[](https://docs.rs/cadd/latest/cadd/)
[](https://crates.io/crates/cadd)
[](https://github.com/Riateche/cadd#license)
# cadd
## `cadd`: painless checked arithmetics and conversions
Features:
* [`ops`]: checked arithmetics with `Result`, informative errors, and backtrace.
* [`Cinto`](convert::Cinto): `TryInto` alternative for type conversions with better error messages and backtrace.
Works for integer types, other primitives, arrays, and string-like types.
* [`SaturatingInto`](convert::SaturatingInto):
infallible number conversion that returns the closest valid value.
* [`non_zero`](convert::non_zero) and [`to_non_zero()`](convert::ToNonZero):
conversion to [`NonZero`] with `Result`, informative errors, and backtrace.
* <code>.[into_type](convert::IntoType)::<T>()</code>
as an alternative to `into()` and `try_into()` without type inference errors.
* `no_std` support (`alloc` is still required).
## Introduction
Rust generally offers amazing capability to create safe, correct programs. However, since it is still
a systems programming language, there are still a few aspects where the "default" or the easiest way
to do something is the cheapest, but not always the correct one. One of the most ubiquitous example
is the behavior of arithmetic operations on integer types and casts between them:
* Many arithmetic operators (`+`, `-`, `*`, ...) and some functions (like `.pow()`) are
*unchecked* in Release mode. This means that they can silently overflow and wrap, producing a value
that is not the true output of the operation.
* Some of the operations (like `a / b` and `a.ilog(b)`) will panic if their preconditions
are unmet.
* `as` conversion between integer types will silently truncate values as necessary to fit the output type.
It's also capable of reinterpreting signed values as unsigned and vice versa, producing a value that
is not equal to the input.
Sometimes this behavior is fine. However, there are many cases where performance is not as important
as correctness. For most high level applications, calculating the values precisely is much more important,
as these values may represent things like amount of money or amount of physical goods.
Arguably, **checked math and conversions should be the default**. A faster, but potentially wrapping or
truncating alternative should only be chosen in specific cases, after ensuring that it will not cause
a logic bug.
Rust's core library provides very good APIs for checked operations. The only problem with them is that
they require much more verbose code. Compare a simple `a + b` with a properly done checked addition:
`a.checked_add(b).ok_or(Error::Overflow)?`. Any non-trivial code quickly becomes a wall of checked
calls and numerous error conversions.

..............................

▶ [TASK TO COMPLETE]:
In the cadd README, what does `as` conversion between integer types do to values that do not fit the output type? The records have no connection to the text above.

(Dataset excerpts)
..............................

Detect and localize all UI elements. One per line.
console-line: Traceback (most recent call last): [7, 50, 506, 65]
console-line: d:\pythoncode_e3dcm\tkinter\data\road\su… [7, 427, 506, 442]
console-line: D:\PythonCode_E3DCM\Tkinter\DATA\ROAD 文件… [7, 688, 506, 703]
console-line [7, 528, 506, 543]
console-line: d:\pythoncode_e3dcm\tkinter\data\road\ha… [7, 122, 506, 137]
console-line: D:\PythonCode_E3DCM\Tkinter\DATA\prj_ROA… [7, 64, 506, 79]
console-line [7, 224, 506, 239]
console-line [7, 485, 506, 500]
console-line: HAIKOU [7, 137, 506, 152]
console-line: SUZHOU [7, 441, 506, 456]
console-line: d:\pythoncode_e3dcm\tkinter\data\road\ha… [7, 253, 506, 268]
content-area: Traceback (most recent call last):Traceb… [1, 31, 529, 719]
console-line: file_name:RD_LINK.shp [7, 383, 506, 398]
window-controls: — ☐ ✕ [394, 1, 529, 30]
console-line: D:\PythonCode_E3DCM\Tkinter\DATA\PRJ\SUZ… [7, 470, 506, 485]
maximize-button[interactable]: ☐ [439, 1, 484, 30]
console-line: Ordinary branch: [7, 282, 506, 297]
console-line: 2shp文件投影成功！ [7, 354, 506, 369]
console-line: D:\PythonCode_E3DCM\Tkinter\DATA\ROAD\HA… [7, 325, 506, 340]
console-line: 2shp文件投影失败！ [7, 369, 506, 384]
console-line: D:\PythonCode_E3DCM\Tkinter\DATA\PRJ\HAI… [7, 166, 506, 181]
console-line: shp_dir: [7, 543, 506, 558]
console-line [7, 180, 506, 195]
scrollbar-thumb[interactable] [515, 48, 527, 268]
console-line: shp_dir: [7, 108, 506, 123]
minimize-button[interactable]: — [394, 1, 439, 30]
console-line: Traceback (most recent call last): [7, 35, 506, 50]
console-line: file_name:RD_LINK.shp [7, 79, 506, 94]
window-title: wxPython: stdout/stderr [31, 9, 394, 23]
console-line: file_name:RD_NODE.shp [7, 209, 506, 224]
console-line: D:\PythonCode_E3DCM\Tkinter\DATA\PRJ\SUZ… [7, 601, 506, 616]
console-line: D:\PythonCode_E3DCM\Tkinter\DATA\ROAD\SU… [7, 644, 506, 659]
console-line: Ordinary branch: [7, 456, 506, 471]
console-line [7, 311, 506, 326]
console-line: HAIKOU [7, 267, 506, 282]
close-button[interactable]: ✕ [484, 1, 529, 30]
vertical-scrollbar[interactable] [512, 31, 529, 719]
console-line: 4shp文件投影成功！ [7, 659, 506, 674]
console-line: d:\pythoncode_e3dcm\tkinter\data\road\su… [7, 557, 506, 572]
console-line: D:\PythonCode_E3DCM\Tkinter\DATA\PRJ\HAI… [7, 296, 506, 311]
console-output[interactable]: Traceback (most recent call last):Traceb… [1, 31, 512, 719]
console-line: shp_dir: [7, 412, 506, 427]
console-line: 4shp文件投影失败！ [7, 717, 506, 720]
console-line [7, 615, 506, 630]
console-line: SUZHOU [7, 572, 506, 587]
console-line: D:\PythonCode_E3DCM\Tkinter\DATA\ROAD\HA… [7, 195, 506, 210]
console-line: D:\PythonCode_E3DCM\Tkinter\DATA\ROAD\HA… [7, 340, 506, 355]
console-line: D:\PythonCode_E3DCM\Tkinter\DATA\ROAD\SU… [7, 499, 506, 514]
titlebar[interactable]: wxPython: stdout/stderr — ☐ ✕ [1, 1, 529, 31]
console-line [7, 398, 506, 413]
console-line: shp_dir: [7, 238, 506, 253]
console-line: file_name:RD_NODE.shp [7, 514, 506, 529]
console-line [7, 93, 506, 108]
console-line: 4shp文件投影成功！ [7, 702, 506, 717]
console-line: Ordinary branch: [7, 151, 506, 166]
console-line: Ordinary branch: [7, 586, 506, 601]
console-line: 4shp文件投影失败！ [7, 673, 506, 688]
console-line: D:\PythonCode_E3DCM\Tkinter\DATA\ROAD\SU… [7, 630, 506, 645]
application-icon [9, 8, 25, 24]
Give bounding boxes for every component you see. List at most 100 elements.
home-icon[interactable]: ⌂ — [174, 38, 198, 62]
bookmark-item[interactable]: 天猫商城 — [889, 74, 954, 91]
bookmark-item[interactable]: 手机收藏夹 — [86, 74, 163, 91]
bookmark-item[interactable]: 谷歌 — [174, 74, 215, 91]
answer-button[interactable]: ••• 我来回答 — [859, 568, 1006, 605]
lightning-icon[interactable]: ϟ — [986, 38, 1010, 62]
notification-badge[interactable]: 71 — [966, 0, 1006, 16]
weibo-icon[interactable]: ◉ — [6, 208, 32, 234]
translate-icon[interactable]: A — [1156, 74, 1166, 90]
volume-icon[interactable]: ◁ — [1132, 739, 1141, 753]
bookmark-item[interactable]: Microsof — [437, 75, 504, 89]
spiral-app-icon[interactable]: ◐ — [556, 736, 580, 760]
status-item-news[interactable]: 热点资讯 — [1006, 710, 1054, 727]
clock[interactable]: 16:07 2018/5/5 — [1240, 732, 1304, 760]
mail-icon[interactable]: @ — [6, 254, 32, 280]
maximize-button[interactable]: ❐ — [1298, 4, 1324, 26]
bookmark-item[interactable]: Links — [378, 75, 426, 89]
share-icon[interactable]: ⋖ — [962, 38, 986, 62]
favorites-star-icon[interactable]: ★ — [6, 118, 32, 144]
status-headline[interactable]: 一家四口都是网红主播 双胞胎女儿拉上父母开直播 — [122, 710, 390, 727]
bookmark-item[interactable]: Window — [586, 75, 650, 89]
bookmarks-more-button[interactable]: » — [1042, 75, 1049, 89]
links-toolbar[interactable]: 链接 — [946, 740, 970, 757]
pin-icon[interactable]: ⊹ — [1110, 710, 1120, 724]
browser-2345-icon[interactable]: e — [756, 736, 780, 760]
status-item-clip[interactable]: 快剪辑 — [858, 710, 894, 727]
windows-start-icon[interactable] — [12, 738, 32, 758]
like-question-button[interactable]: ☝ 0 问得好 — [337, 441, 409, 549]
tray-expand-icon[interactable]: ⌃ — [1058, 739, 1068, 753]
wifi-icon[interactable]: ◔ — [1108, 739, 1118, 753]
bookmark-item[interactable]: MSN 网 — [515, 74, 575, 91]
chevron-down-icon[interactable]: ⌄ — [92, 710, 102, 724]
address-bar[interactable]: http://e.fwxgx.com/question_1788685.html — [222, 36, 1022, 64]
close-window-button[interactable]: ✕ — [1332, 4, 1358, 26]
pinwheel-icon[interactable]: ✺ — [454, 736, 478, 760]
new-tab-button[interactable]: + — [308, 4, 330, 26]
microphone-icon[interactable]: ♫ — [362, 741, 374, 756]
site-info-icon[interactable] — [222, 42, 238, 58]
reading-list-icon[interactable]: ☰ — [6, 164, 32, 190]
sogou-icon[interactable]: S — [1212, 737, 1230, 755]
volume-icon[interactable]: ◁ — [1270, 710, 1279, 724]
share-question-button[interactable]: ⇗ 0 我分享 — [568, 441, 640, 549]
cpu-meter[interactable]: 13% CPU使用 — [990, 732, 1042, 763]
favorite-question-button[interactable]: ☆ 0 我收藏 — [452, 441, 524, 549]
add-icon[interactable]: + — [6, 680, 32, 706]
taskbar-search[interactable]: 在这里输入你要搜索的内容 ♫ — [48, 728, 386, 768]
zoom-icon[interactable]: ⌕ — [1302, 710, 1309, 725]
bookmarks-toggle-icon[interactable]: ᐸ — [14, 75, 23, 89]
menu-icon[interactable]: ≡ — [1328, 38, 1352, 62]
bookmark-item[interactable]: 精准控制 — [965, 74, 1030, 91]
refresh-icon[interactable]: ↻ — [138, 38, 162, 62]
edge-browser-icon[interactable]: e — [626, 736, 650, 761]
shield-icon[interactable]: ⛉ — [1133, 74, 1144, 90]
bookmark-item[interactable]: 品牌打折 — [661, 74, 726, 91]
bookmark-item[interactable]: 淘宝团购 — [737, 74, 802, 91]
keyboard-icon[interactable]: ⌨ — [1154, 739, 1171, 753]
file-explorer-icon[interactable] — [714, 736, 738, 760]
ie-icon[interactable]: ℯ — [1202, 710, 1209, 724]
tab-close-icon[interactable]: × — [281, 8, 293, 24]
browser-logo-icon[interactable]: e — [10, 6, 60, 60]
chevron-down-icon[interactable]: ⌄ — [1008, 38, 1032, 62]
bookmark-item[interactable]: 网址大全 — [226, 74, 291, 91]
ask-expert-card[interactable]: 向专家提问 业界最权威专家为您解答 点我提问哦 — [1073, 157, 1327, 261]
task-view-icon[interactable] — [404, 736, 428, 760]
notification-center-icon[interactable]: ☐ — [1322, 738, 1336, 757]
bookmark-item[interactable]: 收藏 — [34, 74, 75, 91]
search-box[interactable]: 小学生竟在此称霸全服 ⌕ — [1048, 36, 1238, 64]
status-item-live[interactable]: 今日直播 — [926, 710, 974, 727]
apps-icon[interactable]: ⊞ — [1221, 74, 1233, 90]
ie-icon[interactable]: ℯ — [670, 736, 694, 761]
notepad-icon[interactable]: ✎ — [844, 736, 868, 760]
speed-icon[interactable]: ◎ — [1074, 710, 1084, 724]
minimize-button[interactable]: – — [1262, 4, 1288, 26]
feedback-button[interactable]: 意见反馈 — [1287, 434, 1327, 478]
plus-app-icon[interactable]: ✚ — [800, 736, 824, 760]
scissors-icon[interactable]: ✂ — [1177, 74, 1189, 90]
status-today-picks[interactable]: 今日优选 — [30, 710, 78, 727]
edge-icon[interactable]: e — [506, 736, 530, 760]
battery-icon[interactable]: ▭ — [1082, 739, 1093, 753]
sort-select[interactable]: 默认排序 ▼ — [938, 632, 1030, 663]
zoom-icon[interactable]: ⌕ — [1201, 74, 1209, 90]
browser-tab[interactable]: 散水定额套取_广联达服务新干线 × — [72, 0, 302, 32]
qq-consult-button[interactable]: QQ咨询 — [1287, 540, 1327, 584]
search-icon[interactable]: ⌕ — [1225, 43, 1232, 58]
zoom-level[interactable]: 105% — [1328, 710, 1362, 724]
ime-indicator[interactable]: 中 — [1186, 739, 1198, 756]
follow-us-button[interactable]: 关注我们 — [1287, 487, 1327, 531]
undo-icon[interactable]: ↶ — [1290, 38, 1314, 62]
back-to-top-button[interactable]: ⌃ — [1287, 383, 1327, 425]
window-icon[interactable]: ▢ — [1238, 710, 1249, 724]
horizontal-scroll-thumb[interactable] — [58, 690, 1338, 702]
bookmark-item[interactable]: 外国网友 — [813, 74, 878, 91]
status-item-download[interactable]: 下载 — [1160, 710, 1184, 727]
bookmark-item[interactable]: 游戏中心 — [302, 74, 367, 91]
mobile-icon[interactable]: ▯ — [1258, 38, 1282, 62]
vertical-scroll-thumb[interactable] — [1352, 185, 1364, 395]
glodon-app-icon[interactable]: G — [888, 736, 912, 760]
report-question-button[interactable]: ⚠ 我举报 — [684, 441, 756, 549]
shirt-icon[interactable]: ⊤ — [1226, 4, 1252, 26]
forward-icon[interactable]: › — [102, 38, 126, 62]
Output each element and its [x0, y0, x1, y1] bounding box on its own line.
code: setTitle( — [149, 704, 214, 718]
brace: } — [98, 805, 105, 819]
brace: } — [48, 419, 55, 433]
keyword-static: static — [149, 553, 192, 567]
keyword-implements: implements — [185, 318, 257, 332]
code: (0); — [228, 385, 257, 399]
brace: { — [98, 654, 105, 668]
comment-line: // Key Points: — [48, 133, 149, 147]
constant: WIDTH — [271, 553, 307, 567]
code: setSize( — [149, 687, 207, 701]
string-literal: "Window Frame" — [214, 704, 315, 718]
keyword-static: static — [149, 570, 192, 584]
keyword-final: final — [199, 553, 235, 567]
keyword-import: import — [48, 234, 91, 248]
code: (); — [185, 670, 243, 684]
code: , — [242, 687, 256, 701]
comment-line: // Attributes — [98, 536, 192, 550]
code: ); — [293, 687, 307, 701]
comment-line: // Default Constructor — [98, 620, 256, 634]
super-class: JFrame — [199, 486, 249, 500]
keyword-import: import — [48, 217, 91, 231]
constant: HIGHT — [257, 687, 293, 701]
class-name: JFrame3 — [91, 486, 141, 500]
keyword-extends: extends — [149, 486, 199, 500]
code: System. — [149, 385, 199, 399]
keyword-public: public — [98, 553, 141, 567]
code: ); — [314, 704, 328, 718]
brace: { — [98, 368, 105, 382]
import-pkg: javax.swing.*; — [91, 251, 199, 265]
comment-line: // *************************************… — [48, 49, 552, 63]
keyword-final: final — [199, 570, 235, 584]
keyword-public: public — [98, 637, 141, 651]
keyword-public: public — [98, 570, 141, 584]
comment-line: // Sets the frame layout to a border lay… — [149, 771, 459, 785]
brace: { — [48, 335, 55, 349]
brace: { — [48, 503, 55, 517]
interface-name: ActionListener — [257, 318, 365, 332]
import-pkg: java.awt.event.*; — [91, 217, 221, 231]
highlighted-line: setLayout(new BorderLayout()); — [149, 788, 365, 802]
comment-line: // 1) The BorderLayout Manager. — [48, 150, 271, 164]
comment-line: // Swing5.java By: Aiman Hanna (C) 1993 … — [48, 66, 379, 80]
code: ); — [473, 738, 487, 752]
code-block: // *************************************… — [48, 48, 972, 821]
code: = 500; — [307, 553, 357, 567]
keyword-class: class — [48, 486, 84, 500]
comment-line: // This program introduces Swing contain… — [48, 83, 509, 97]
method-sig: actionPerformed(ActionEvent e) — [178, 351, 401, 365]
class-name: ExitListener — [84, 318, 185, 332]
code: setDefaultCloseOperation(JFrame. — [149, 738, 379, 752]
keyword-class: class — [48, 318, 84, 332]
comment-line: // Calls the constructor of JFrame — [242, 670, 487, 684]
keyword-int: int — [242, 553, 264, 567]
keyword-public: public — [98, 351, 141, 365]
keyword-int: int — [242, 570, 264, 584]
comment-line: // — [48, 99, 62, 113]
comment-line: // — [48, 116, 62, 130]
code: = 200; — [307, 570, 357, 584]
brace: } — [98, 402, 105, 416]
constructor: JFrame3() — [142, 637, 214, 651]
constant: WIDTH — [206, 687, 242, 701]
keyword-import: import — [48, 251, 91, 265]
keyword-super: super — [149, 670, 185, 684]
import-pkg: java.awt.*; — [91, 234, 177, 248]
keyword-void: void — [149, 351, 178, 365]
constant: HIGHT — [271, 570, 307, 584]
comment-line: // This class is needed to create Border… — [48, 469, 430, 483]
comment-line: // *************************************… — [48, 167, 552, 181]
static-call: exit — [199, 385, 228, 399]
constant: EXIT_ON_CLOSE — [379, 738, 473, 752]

..............................

▶ [SOLVED EXERCISE]:
It silently truncates them as necessary to fit the output type.